Dataset entries
···

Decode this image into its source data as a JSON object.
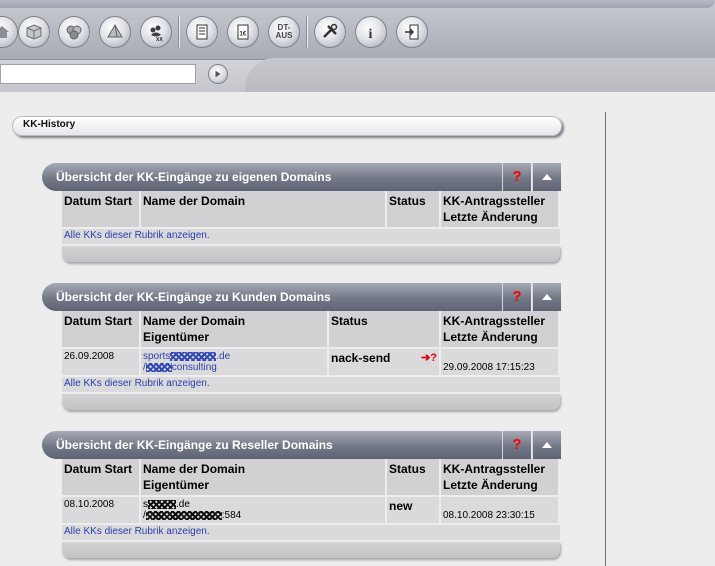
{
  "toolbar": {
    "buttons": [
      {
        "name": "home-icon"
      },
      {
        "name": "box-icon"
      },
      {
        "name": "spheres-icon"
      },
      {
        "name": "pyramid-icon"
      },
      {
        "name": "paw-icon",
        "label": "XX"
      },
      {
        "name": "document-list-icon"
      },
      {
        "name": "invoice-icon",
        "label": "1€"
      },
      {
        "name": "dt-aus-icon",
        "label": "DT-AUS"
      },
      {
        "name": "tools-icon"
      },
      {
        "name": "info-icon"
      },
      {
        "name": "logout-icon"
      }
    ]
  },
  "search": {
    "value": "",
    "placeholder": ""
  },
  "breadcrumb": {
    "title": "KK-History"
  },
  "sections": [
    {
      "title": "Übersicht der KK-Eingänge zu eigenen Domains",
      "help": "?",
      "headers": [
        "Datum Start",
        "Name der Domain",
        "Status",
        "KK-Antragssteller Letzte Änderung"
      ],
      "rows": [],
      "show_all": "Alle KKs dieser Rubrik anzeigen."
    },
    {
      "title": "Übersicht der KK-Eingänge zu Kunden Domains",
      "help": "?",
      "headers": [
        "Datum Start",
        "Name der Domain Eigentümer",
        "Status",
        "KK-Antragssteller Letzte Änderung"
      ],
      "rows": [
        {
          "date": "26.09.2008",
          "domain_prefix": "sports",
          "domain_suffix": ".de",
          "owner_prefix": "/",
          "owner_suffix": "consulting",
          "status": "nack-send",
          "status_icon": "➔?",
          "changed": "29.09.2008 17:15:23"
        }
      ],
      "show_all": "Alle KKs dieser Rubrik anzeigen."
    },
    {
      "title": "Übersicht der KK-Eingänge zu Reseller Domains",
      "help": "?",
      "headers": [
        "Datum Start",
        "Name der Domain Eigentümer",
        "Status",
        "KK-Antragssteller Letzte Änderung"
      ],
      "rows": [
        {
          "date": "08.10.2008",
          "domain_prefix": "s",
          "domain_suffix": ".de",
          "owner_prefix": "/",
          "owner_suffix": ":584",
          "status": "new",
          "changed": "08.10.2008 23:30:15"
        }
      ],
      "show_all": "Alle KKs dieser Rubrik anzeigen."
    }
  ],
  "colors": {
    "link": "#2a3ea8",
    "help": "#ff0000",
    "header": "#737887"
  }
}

···

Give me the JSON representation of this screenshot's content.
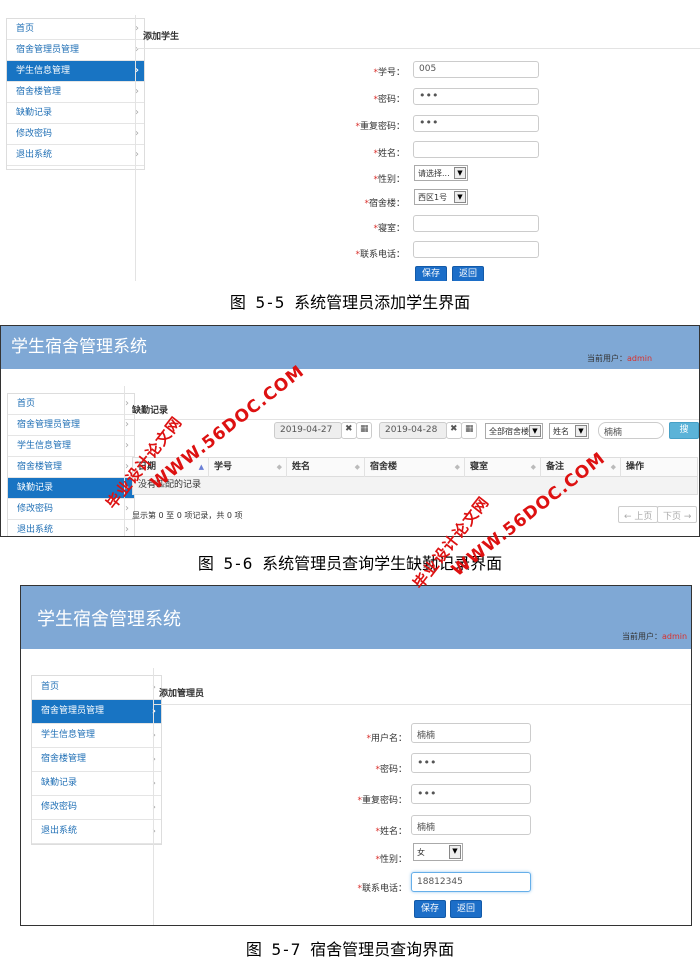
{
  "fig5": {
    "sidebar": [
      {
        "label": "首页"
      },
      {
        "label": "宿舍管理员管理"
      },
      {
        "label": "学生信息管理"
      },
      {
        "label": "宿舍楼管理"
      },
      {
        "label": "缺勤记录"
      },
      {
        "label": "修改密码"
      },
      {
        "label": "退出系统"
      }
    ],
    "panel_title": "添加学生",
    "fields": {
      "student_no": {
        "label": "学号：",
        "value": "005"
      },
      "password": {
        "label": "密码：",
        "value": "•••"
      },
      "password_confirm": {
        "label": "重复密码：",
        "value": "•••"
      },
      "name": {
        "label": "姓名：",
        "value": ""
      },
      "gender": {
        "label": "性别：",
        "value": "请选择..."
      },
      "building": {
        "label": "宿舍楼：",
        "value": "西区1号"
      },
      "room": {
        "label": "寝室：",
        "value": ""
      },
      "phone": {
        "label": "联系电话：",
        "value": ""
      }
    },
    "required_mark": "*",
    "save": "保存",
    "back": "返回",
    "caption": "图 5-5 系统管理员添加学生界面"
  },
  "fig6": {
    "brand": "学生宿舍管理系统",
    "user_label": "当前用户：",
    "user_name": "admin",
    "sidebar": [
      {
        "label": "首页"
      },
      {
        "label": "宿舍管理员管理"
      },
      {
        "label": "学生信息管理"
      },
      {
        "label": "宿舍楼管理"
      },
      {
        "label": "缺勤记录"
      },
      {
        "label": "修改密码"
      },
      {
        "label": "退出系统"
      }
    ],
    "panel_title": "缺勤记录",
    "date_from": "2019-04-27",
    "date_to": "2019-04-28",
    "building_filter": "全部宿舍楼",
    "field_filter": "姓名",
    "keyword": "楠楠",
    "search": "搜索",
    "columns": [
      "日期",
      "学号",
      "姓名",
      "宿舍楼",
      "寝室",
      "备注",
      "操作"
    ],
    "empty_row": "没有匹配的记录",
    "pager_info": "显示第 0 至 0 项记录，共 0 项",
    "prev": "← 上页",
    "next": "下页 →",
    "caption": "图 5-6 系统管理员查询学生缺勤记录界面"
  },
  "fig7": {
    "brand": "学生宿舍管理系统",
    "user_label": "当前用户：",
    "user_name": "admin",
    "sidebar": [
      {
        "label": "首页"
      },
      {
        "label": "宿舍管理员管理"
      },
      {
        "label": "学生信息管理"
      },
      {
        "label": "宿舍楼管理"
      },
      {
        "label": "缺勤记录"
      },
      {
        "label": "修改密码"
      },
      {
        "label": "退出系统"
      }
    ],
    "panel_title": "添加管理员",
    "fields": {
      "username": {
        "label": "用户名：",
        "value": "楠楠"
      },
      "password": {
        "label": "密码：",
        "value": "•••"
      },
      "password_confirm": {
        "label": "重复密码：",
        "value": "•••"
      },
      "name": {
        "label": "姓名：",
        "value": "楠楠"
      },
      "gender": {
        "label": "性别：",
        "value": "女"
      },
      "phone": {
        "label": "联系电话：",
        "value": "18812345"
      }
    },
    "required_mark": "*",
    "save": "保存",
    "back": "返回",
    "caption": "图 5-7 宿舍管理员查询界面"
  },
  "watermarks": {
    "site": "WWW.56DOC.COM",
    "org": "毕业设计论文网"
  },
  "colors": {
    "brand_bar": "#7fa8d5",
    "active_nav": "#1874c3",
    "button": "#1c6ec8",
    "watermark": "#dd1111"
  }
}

···

Short exercise:
Copy out the lines that hold "caption".

Correct response:
    "caption": "图 5-5 系统管理员添加学生界面"
    "caption": "图 5-6 系统管理员查询学生缺勤记录界面"
    "caption": "图 5-7 宿舍管理员查询界面"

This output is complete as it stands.